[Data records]
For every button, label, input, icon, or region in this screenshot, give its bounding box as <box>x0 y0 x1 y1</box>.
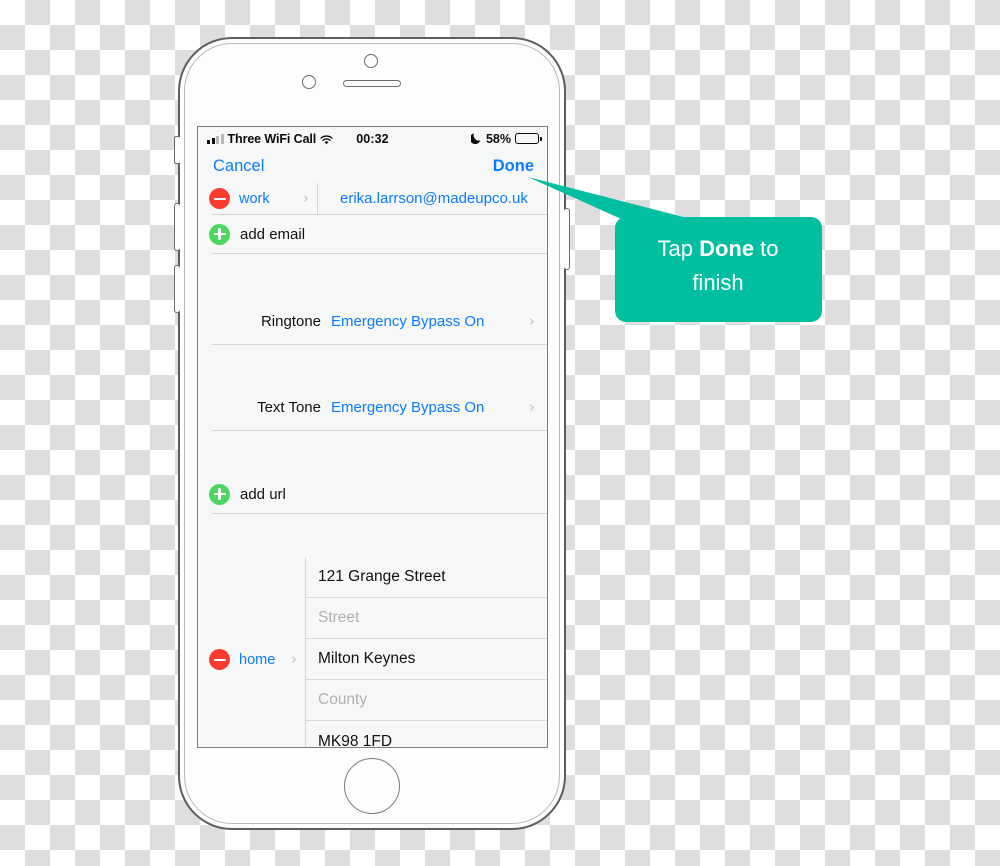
ringtone-value[interactable]: Emergency Bypass On <box>321 313 529 330</box>
home-button[interactable] <box>344 758 400 814</box>
address-block: home › 121 Grange Street Street Milton K… <box>198 557 547 748</box>
chevron-right-icon: › <box>291 650 297 668</box>
address-label[interactable]: home <box>239 652 275 668</box>
section-gap <box>198 431 547 475</box>
battery-icon <box>515 133 542 144</box>
cancel-button[interactable]: Cancel <box>213 157 264 176</box>
address-postcode-field[interactable]: MK98 1FD <box>306 721 547 748</box>
address-city-field[interactable]: Milton Keynes <box>306 639 547 680</box>
add-url-label[interactable]: add url <box>240 486 286 503</box>
plus-circle-icon[interactable] <box>209 223 230 245</box>
section-gap <box>198 254 547 298</box>
email-value[interactable]: erika.larrson@madeupco.uk <box>326 190 528 207</box>
section-gap <box>198 514 547 557</box>
minus-circle-icon[interactable] <box>209 649 230 670</box>
address-street1-field[interactable]: 121 Grange Street <box>306 557 547 598</box>
add-url-row[interactable]: add url <box>198 475 547 513</box>
speaker-grille <box>343 80 401 87</box>
volume-down-button[interactable] <box>174 265 180 313</box>
text-tone-value[interactable]: Emergency Bypass On <box>321 399 529 416</box>
callout-line2: finish <box>692 270 744 295</box>
row-divider <box>317 183 318 214</box>
minus-circle-icon[interactable] <box>209 188 230 209</box>
volume-up-button[interactable] <box>174 203 180 251</box>
screenshot-stage: Three WiFi Call 00:32 58% Cancel Done wo… <box>0 0 1000 866</box>
ringtone-label: Ringtone <box>260 312 321 330</box>
ringtone-row[interactable]: Ringtone Emergency Bypass On › <box>198 298 547 344</box>
proximity-sensor-icon <box>302 75 316 89</box>
callout-text: Tap Done to finish <box>620 232 816 300</box>
mute-switch[interactable] <box>174 136 180 164</box>
section-gap <box>198 345 547 384</box>
chevron-right-icon: › <box>303 189 309 207</box>
add-email-label[interactable]: add email <box>240 226 305 243</box>
status-bar-right: 58% <box>469 131 542 146</box>
email-row[interactable]: work › erika.larrson@madeupco.uk <box>198 183 547 214</box>
callout-line1-post: to <box>754 236 779 261</box>
battery-percent-label: 58% <box>485 131 511 146</box>
text-tone-row[interactable]: Text Tone Emergency Bypass On › <box>198 384 547 430</box>
address-county-field[interactable]: County <box>306 680 547 721</box>
email-label[interactable]: work <box>239 191 270 207</box>
plus-circle-icon[interactable] <box>209 483 230 505</box>
phone-screen: Three WiFi Call 00:32 58% Cancel Done wo… <box>197 126 548 748</box>
status-bar: Three WiFi Call 00:32 58% <box>198 127 547 150</box>
email-row-label-group[interactable]: work › <box>209 188 309 209</box>
chevron-right-icon: › <box>529 397 535 416</box>
address-label-group[interactable]: home › <box>198 557 305 747</box>
add-email-row[interactable]: add email <box>198 215 547 253</box>
navigation-bar: Cancel Done <box>198 150 547 183</box>
front-camera-icon <box>364 54 378 68</box>
callout-line1-bold: Done <box>699 236 755 261</box>
callout-line1-pre: Tap <box>657 236 700 261</box>
text-tone-label: Text Tone <box>257 398 321 416</box>
address-street2-field[interactable]: Street <box>306 598 547 639</box>
address-fields: 121 Grange Street Street Milton Keynes C… <box>305 557 547 748</box>
moon-do-not-disturb-icon <box>469 132 482 146</box>
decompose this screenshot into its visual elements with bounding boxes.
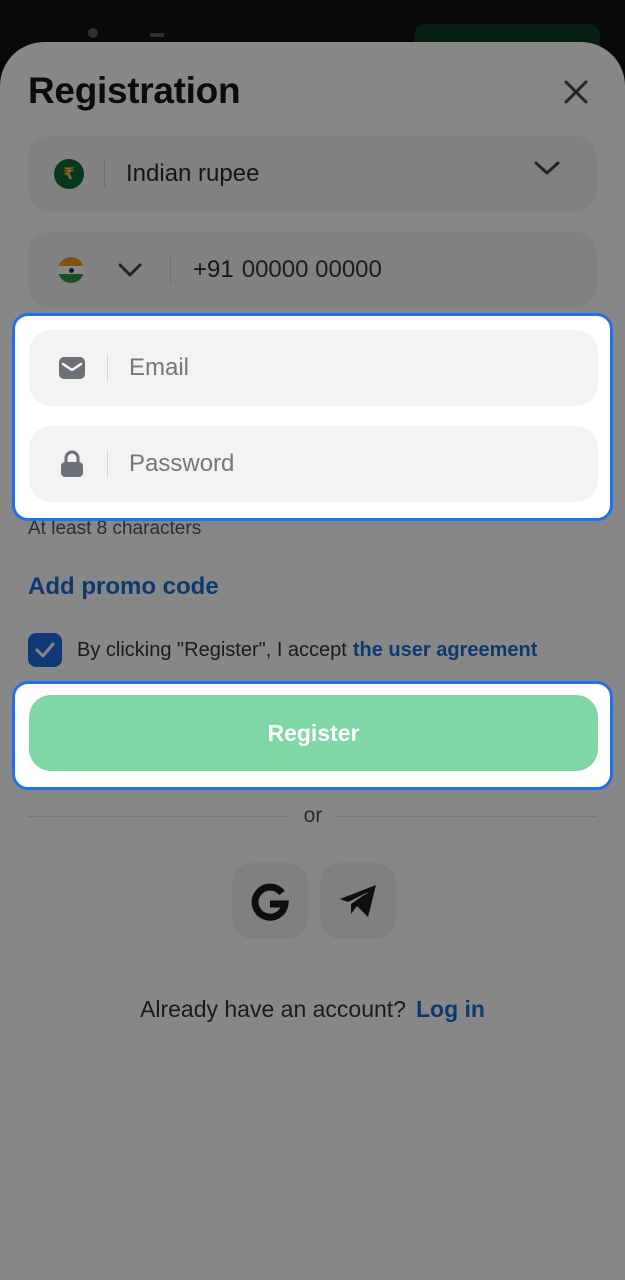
check-icon bbox=[35, 642, 55, 658]
telegram-login-button[interactable] bbox=[320, 863, 396, 939]
header-dash bbox=[150, 33, 164, 37]
india-flag-icon[interactable] bbox=[58, 257, 84, 283]
lock-icon bbox=[57, 450, 87, 478]
add-promo-code-link[interactable]: Add promo code bbox=[28, 573, 219, 601]
or-label: or bbox=[288, 804, 338, 830]
login-question: Already have an account? bbox=[140, 996, 406, 1022]
login-link[interactable]: Log in bbox=[416, 996, 485, 1022]
password-field[interactable]: Password bbox=[29, 426, 598, 502]
phone-field[interactable]: +91 00000 00000 bbox=[28, 232, 597, 308]
header-dot bbox=[88, 28, 98, 38]
field-divider bbox=[170, 256, 171, 284]
agreement-checkbox[interactable] bbox=[28, 633, 62, 667]
user-agreement-link[interactable]: the user agreement bbox=[353, 639, 538, 662]
currency-symbol: ₹ bbox=[63, 166, 75, 183]
register-button[interactable]: Register bbox=[29, 695, 598, 771]
field-divider bbox=[107, 354, 108, 382]
highlight-credentials: Email Password bbox=[12, 313, 613, 521]
rupee-coin-icon: ₹ bbox=[54, 159, 84, 189]
chevron-down-icon bbox=[534, 160, 560, 181]
phone-country-code: +91 bbox=[193, 256, 234, 283]
close-icon[interactable] bbox=[558, 74, 594, 110]
sheet-title: Registration bbox=[28, 70, 241, 111]
email-input[interactable]: Email bbox=[129, 354, 189, 382]
telegram-icon bbox=[340, 885, 376, 917]
password-input[interactable]: Password bbox=[129, 450, 234, 478]
currency-label: Indian rupee bbox=[126, 160, 260, 187]
agreement-text: By clicking "Register", I accept bbox=[77, 638, 347, 661]
field-divider bbox=[104, 160, 105, 188]
currency-select[interactable]: ₹ Indian rupee bbox=[28, 136, 597, 212]
email-field[interactable]: Email bbox=[29, 330, 598, 406]
google-icon bbox=[251, 883, 289, 921]
chevron-down-icon[interactable] bbox=[118, 263, 142, 277]
agreement-row: By clicking "Register", I accept the use… bbox=[28, 633, 537, 667]
registration-sheet: Registration ₹ Indian rupee +91 00000 00… bbox=[0, 42, 625, 1280]
password-hint: At least 8 characters bbox=[28, 518, 202, 539]
phone-number-input[interactable]: 00000 00000 bbox=[242, 256, 382, 284]
highlight-register: Register bbox=[12, 681, 613, 790]
field-divider bbox=[107, 450, 108, 478]
google-login-button[interactable] bbox=[232, 863, 308, 939]
mail-icon bbox=[57, 356, 87, 380]
login-row: Already have an account? Log in bbox=[0, 996, 625, 1023]
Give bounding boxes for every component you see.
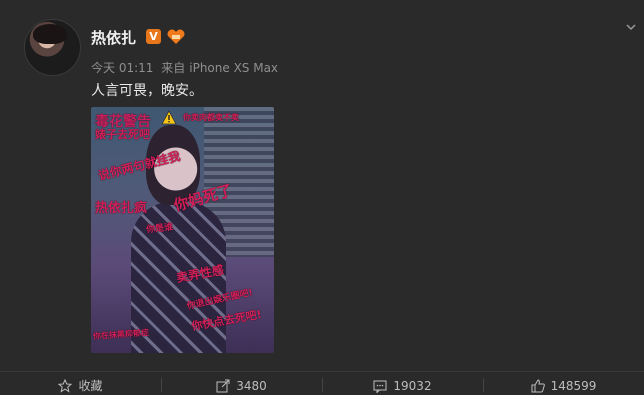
graffiti-text: 热依扎疯: [95, 201, 148, 216]
like-count: 148599: [550, 378, 597, 393]
post-meta: 今天 01:11 来自 iPhone XS Max: [91, 59, 282, 76]
post-text: 人言可畏，晚安。: [91, 83, 203, 99]
source-prefix: 来自: [161, 61, 186, 75]
favorite-button[interactable]: 收藏: [0, 372, 161, 395]
action-bar: 收藏 3480 19032 148599: [0, 371, 644, 395]
warning-icon: [161, 110, 177, 125]
graffiti-text: 婊子去死吧: [95, 128, 150, 141]
avatar[interactable]: [24, 19, 81, 76]
author-name[interactable]: 热依扎: [91, 27, 136, 48]
graffiti-text: 你卖肉都卖不卖: [183, 113, 239, 122]
comment-count: 19032: [393, 378, 432, 393]
share-count: 3480: [236, 378, 267, 393]
star-icon: [58, 378, 73, 393]
post-time[interactable]: 今天 01:11: [91, 61, 153, 75]
weibo-post-card: 热依扎 V 今天 01:11 来自 iPhone XS Max 人言可畏，晚安。 …: [0, 0, 644, 395]
share-icon: [216, 379, 230, 392]
favorite-label: 收藏: [78, 379, 103, 393]
post-image[interactable]: 毒花警告 你卖肉都卖不卖 婊子去死吧 说你两句就挂我 热依扎疯 你妈死了 你是谁…: [91, 107, 274, 353]
post-source: iPhone XS Max: [189, 61, 279, 75]
like-icon: [531, 378, 545, 392]
like-button[interactable]: 148599: [483, 372, 644, 395]
share-button[interactable]: 3480: [161, 372, 322, 395]
comment-button[interactable]: 19032: [322, 372, 483, 395]
chevron-down-icon[interactable]: [626, 22, 636, 32]
verified-badge-icon[interactable]: V: [146, 29, 161, 44]
comment-icon: [373, 380, 387, 393]
heart-badge-icon[interactable]: [166, 29, 186, 45]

### The problem
Convert the rows into a numbered list, starting at the line that contains "check-icon bbox=[35, 642, 55, 658]" and ending after the line that contains "or-label: or bbox=[288, 804, 338, 830]". Omit any blank lines.

### Response to the task
1. check-icon bbox=[35, 642, 55, 658]
2. telegram-login-button[interactable] bbox=[320, 863, 396, 939]
3. header-dash bbox=[150, 33, 164, 37]
4. india-flag-icon[interactable] bbox=[58, 257, 84, 283]
5. lock-icon bbox=[57, 450, 87, 478]
6. add-promo-code-link[interactable]: Add promo code bbox=[28, 573, 219, 601]
7. or-label: or bbox=[288, 804, 338, 830]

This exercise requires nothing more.